[Collection entries]
(begin)
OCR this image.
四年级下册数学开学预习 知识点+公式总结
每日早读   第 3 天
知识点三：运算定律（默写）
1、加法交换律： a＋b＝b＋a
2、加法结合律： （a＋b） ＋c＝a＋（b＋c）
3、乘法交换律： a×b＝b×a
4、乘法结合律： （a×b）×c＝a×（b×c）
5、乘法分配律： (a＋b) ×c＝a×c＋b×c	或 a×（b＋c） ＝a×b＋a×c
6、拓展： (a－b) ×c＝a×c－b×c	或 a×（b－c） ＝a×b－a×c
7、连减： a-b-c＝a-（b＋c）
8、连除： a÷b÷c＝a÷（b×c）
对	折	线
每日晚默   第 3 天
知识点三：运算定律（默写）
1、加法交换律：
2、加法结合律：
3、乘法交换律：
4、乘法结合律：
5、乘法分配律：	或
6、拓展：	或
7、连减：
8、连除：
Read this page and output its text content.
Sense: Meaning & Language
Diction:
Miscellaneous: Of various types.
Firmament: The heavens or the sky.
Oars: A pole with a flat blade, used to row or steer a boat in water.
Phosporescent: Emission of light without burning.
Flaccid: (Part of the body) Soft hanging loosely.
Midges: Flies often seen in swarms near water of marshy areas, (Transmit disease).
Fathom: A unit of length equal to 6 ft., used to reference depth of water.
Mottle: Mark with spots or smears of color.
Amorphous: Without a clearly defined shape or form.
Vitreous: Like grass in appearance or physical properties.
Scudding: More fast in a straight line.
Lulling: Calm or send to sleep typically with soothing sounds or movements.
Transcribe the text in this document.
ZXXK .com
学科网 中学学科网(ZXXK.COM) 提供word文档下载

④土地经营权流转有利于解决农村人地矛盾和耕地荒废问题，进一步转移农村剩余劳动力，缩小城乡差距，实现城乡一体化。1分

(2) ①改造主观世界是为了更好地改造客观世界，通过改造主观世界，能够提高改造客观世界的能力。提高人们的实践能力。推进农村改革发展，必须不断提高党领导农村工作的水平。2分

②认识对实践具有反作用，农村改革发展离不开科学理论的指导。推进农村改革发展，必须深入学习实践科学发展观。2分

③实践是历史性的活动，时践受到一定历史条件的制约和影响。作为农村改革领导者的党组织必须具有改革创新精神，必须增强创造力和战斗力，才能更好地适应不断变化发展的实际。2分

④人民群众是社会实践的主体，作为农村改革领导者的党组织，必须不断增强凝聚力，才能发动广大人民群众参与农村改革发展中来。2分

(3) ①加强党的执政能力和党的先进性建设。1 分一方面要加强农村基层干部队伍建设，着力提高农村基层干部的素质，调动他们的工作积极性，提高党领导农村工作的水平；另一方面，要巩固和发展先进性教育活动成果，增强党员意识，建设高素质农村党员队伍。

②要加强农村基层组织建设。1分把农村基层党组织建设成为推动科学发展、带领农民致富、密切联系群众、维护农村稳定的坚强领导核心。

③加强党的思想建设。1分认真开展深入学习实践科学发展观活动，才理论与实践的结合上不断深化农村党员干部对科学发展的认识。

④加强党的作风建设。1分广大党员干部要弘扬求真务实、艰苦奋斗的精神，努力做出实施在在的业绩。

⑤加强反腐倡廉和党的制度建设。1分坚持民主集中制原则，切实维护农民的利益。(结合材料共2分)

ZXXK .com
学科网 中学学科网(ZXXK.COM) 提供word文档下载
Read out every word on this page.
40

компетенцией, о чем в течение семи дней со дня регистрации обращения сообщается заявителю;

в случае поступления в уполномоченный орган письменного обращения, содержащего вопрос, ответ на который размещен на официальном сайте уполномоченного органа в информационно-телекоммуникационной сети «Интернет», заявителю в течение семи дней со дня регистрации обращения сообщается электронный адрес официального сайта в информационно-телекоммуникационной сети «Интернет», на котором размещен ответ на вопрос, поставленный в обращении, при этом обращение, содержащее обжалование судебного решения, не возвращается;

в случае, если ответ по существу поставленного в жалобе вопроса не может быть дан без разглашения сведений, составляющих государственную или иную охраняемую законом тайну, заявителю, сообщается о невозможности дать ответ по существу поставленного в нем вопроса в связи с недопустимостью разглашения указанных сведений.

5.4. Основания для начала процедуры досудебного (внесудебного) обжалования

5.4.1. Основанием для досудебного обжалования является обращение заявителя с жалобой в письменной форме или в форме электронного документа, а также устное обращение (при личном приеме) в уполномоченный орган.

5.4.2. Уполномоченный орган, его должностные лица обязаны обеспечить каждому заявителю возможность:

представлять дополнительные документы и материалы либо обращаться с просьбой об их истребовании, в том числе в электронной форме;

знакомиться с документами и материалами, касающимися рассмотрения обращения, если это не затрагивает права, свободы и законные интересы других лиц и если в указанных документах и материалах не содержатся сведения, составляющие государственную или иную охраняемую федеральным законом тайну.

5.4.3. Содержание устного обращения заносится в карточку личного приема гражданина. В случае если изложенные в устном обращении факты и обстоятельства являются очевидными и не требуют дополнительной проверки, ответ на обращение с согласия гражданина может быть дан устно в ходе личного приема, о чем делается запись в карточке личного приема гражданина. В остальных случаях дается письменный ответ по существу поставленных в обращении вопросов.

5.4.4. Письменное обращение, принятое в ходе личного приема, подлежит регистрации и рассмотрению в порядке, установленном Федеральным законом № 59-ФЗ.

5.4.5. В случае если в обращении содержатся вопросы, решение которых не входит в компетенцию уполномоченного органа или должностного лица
(end)
Copy all of the data exactly.

OCR this image.
四年级下册数学开学预习 知识点+公式总结
每日早读   第 3 天
知识点三：运算定律（默写）
1、加法交换律： a＋b＝b＋a
2、加法结合律： （a＋b） ＋c＝a＋（b＋c）
3、乘法交换律： a×b＝b×a
4、乘法结合律： （a×b）×c＝a×（b×c）
5、乘法分配律： (a＋b) ×c＝a×c＋b×c	或 a×（b＋c） ＝a×b＋a×c
6、拓展： (a－b) ×c＝a×c－b×c	或 a×（b－c） ＝a×b－a×c
7、连减： a-b-c＝a-（b＋c）
8、连除： a÷b÷c＝a÷（b×c）
对	折	线
每日晚默   第 3 天
知识点三：运算定律（默写）
1、加法交换律：
2、加法结合律：
3、乘法交换律：
4、乘法结合律：
5、乘法分配律：	或
6、拓展：	或
7、连减：
8、连除：
Read this page and output its text content.
Sense: Meaning & Language
Diction:
Miscellaneous: Of various types.
Firmament: The heavens or the sky.
Oars: A pole with a flat blade, used to row or steer a boat in water.
Phosporescent: Emission of light without burning.
Flaccid: (Part of the body) Soft hanging loosely.
Midges: Flies often seen in swarms near water of marshy areas, (Transmit disease).
Fathom: A unit of length equal to 6 ft., used to reference depth of water.
Mottle: Mark with spots or smears of color.
Amorphous: Without a clearly defined shape or form.
Vitreous: Like grass in appearance or physical properties.
Scudding: More fast in a straight line.
Lulling: Calm or send to sleep typically with soothing sounds or movements.
Transcribe the text in this document.
ZXXK .com
学科网 中学学科网(ZXXK.COM) 提供word文档下载

④土地经营权流转有利于解决农村人地矛盾和耕地荒废问题，进一步转移农村剩余劳动力，缩小城乡差距，实现城乡一体化。1分

(2) ①改造主观世界是为了更好地改造客观世界，通过改造主观世界，能够提高改造客观世界的能力。提高人们的实践能力。推进农村改革发展，必须不断提高党领导农村工作的水平。2分

②认识对实践具有反作用，农村改革发展离不开科学理论的指导。推进农村改革发展，必须深入学习实践科学发展观。2分

③实践是历史性的活动，时践受到一定历史条件的制约和影响。作为农村改革领导者的党组织必须具有改革创新精神，必须增强创造力和战斗力，才能更好地适应不断变化发展的实际。2分

④人民群众是社会实践的主体，作为农村改革领导者的党组织，必须不断增强凝聚力，才能发动广大人民群众参与农村改革发展中来。2分

(3) ①加强党的执政能力和党的先进性建设。1 分一方面要加强农村基层干部队伍建设，着力提高农村基层干部的素质，调动他们的工作积极性，提高党领导农村工作的水平；另一方面，要巩固和发展先进性教育活动成果，增强党员意识，建设高素质农村党员队伍。

②要加强农村基层组织建设。1分把农村基层党组织建设成为推动科学发展、带领农民致富、密切联系群众、维护农村稳定的坚强领导核心。

③加强党的思想建设。1分认真开展深入学习实践科学发展观活动，才理论与实践的结合上不断深化农村党员干部对科学发展的认识。

④加强党的作风建设。1分广大党员干部要弘扬求真务实、艰苦奋斗的精神，努力做出实施在在的业绩。

⑤加强反腐倡廉和党的制度建设。1分坚持民主集中制原则，切实维护农民的利益。(结合材料共2分)

ZXXK .com
学科网 中学学科网(ZXXK.COM) 提供word文档下载
Read out every word on this page.
40

компетенцией, о чем в течение семи дней со дня регистрации обращения сообщается заявителю;

в случае поступления в уполномоченный орган письменного обращения, содержащего вопрос, ответ на который размещен на официальном сайте уполномоченного органа в информационно-телекоммуникационной сети «Интернет», заявителю в течение семи дней со дня регистрации обращения сообщается электронный адрес официального сайта в информационно-телекоммуникационной сети «Интернет», на котором размещен ответ на вопрос, поставленный в обращении, при этом обращение, содержащее обжалование судебного решения, не возвращается;

в случае, если ответ по существу поставленного в жалобе вопроса не может быть дан без разглашения сведений, составляющих государственную или иную охраняемую законом тайну, заявителю, сообщается о невозможности дать ответ по существу поставленного в нем вопроса в связи с недопустимостью разглашения указанных сведений.

5.4. Основания для начала процедуры досудебного (внесудебного) обжалования

5.4.1. Основанием для досудебного обжалования является обращение заявителя с жалобой в письменной форме или в форме электронного документа, а также устное обращение (при личном приеме) в уполномоченный орган.

5.4.2. Уполномоченный орган, его должностные лица обязаны обеспечить каждому заявителю возможность:

представлять дополнительные документы и материалы либо обращаться с просьбой об их истребовании, в том числе в электронной форме;

знакомиться с документами и материалами, касающимися рассмотрения обращения, если это не затрагивает права, свободы и законные интересы других лиц и если в указанных документах и материалах не содержатся сведения, составляющие государственную или иную охраняемую федеральным законом тайну.

5.4.3. Содержание устного обращения заносится в карточку личного приема гражданина. В случае если изложенные в устном обращении факты и обстоятельства являются очевидными и не требуют дополнительной проверки, ответ на обращение с согласия гражданина может быть дан устно в ходе личного приема, о чем делается запись в карточке личного приема гражданина. В остальных случаях дается письменный ответ по существу поставленных в обращении вопросов.

5.4.4. Письменное обращение, принятое в ходе личного приема, подлежит регистрации и рассмотрению в порядке, установленном Федеральным законом № 59-ФЗ.

5.4.5. В случае если в обращении содержатся вопросы, решение которых не входит в компетенцию уполномоченного органа или должностного лица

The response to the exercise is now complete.